▶ **Comprueba tu comprensión**
[1] En el fragmento sobre la carta de Thelma Brenes Muñoz, ¿cada cuántos días tenía que reportarse Carlos Brenes a la policía?
[2] Copia sin cambios el pasaje del fragmento sobre la carta de Thelma Brenes Muñoz que va desde "Thelma Brenes Muñoz ha" hasta "en 'visto' sin respuesta.".

▶ **Fragmento**
▶

Thelma Brenes Muñoz ha escrito una carta conmovedora a su padre, Carlos Brenes, desaparecido hace más de cuatro meses en medio de la represión política en Nicaragua. En la misiva, publicada por Confidencial, expresa su angustia por su destino desconocido y las duras condiciones que enfrentan los prisioneros políticos. Compara la situación actual con la de 2018, describiéndola como peor y más cruel.
Thelma Brenes Muñoz, en una carta publicada originalmente en español por Confidencial y traducida al inglés por Havana Times, dirige sus palabras a su padre Carlos Brenes, de 70 años, quien dejó de responder mensajes el 14 de agosto. "Desde el 14 de agosto, la palabra incertidumbre ha cobrado un significado completamente nuevo para mí: vivo en ella todos los días, todas las horas", escribe Thelma, recordando cómo sus mensajes quedaron en 'visto' sin respuesta.
Carlos Brenes vivía tranquilamente en su finca en Masaya, cumpliendo con las reglas impuestas: reportándose a la policía cada cuatro días y enviando fotos por WhatsApp. Su desaparición, junto con la de su pareja Salvadora, apareció en noticias y redes sociales. Según informes de derechos humanos de diciembre, hay 62 personas desaparecidas forzosamente; Carlos es el número 9 y Salvadora el 35 en la lista.

◀

▶ **Datos de entrada**
▶

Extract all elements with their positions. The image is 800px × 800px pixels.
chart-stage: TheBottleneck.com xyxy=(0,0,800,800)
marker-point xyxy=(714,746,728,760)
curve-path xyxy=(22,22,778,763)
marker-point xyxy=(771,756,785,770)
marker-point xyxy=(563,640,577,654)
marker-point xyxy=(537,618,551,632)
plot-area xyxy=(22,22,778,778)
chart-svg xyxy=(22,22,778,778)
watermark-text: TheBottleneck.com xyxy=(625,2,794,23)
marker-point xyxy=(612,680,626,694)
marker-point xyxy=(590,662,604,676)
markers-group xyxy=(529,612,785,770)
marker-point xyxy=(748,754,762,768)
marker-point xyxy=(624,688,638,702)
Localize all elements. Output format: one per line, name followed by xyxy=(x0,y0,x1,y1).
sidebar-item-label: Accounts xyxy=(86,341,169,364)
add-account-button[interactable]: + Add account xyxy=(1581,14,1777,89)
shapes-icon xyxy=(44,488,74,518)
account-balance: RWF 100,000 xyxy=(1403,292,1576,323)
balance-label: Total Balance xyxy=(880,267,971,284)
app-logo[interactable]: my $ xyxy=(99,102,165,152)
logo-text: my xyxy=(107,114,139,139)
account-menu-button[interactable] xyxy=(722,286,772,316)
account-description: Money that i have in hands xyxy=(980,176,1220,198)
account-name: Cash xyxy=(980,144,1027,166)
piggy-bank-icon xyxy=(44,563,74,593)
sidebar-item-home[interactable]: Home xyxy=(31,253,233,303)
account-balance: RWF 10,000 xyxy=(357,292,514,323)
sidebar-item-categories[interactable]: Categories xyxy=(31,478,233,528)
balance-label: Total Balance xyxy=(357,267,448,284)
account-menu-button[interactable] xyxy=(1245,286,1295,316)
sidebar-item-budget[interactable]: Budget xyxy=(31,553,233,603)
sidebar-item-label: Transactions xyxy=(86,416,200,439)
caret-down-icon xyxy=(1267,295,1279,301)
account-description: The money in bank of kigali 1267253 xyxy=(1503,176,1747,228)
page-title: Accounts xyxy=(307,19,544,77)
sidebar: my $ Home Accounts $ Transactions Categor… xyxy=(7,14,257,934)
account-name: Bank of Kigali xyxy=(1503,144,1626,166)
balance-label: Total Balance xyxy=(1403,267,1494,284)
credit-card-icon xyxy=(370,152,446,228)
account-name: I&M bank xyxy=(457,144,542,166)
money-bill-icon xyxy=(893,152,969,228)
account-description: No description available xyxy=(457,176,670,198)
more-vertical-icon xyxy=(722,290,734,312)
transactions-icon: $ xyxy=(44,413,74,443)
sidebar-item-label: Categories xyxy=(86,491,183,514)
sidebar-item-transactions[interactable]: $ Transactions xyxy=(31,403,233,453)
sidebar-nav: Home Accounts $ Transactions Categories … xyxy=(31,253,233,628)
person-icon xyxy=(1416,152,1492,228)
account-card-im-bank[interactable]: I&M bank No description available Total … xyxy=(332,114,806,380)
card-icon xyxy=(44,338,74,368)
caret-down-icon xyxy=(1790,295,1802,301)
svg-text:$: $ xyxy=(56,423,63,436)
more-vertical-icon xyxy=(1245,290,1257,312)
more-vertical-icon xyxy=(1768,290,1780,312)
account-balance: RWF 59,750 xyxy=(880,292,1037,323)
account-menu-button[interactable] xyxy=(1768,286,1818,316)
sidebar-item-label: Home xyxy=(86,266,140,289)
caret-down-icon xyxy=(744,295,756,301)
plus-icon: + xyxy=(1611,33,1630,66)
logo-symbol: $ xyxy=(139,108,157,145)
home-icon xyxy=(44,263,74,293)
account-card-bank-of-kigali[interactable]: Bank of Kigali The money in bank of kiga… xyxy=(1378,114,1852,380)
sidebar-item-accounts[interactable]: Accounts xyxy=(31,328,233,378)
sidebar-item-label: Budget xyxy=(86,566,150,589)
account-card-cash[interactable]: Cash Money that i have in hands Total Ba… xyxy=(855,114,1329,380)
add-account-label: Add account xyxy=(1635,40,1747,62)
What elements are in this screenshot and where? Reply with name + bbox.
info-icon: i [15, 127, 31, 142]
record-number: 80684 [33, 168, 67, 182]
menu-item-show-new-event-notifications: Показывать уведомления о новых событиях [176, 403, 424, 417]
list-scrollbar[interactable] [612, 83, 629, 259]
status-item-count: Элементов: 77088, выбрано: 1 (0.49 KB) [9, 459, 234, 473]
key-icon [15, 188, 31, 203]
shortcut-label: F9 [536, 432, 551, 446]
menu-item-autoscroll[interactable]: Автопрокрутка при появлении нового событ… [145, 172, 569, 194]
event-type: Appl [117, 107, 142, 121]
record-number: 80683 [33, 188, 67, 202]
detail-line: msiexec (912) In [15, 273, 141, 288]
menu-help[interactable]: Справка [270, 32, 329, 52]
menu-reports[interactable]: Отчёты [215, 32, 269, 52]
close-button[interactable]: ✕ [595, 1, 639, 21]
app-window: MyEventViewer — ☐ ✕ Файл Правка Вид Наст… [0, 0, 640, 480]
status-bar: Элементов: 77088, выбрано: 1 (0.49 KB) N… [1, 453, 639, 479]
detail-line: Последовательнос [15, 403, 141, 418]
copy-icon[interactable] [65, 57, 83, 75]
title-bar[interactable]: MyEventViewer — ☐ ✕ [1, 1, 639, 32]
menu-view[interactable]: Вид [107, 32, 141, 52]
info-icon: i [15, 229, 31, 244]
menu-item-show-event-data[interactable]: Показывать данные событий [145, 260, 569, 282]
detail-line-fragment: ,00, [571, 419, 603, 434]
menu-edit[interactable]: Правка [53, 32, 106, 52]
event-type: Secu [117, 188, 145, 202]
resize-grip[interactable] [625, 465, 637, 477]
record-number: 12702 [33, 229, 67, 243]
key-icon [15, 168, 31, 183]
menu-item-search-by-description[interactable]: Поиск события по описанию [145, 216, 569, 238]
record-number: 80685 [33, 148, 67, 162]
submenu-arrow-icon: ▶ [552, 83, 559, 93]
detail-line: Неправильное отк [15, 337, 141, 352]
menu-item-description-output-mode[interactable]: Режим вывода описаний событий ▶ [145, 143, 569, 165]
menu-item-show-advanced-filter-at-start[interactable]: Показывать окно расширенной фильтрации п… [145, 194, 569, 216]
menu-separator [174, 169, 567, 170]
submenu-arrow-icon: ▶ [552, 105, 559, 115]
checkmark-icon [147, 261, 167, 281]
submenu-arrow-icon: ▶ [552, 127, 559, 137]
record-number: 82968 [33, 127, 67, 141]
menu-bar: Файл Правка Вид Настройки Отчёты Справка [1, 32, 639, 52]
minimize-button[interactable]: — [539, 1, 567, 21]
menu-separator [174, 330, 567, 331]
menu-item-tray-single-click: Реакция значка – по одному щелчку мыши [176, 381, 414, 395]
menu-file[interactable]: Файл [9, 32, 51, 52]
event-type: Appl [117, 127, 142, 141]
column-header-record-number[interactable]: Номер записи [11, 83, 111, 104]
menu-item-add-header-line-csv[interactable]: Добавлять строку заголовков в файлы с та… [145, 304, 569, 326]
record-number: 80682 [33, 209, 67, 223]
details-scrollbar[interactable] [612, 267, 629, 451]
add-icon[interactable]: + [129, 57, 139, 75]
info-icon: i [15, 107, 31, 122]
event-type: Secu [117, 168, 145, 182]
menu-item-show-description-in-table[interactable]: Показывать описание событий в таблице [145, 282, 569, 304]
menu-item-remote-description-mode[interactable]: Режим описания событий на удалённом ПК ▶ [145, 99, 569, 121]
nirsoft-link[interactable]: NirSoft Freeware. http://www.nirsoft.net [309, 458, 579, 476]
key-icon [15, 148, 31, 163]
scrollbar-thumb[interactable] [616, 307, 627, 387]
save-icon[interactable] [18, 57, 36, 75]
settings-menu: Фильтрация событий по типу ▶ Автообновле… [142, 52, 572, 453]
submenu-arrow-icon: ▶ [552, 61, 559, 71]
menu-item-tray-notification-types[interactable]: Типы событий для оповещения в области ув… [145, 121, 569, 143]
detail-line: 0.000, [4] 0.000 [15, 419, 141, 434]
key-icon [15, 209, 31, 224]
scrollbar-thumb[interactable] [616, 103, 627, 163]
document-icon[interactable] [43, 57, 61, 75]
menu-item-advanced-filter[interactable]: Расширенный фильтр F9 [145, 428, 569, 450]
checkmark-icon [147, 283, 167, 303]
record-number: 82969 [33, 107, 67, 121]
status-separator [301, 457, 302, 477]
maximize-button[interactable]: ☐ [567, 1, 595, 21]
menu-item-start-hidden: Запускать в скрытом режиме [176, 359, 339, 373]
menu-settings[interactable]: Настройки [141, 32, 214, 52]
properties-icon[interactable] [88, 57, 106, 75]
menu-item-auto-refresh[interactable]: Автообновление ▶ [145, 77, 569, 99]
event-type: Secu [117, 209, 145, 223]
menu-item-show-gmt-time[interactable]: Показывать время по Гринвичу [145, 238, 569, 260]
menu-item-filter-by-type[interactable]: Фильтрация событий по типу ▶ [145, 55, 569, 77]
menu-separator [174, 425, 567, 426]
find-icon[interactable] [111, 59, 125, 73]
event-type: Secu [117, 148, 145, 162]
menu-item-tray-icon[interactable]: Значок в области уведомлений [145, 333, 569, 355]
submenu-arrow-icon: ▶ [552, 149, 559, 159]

◀

▶ **Tus respuestas**
[1] Cada cuatro días.

[2]
Thelma Brenes Muñoz ha escrito una carta conmovedora a su padre, Carlos Brenes, desaparecido hace más de cuatro meses en medio de la represión política en Nicaragua. En la misiva, publicada por Confidencial, expresa su angustia por su destino desconocido y las duras condiciones que enfrentan los prisioneros políticos. Compara la situación actual con la de 2018, describiéndola como peor y más cruel.
Thelma Brenes Muñoz, en una carta publicada originalmente en español por Confidencial y traducida al inglés por Havana Times, dirige sus palabras a su padre Carlos Brenes, de 70 años, quien dejó de responder mensajes el 14 de agosto. "Desde el 14 de agosto, la palabra incertidumbre ha cobrado un significado completamente nuevo para mí: vivo en ella todos los días, todas las horas", escribe Thelma, recordando cómo sus mensajes quedaron en 'visto' sin respuesta.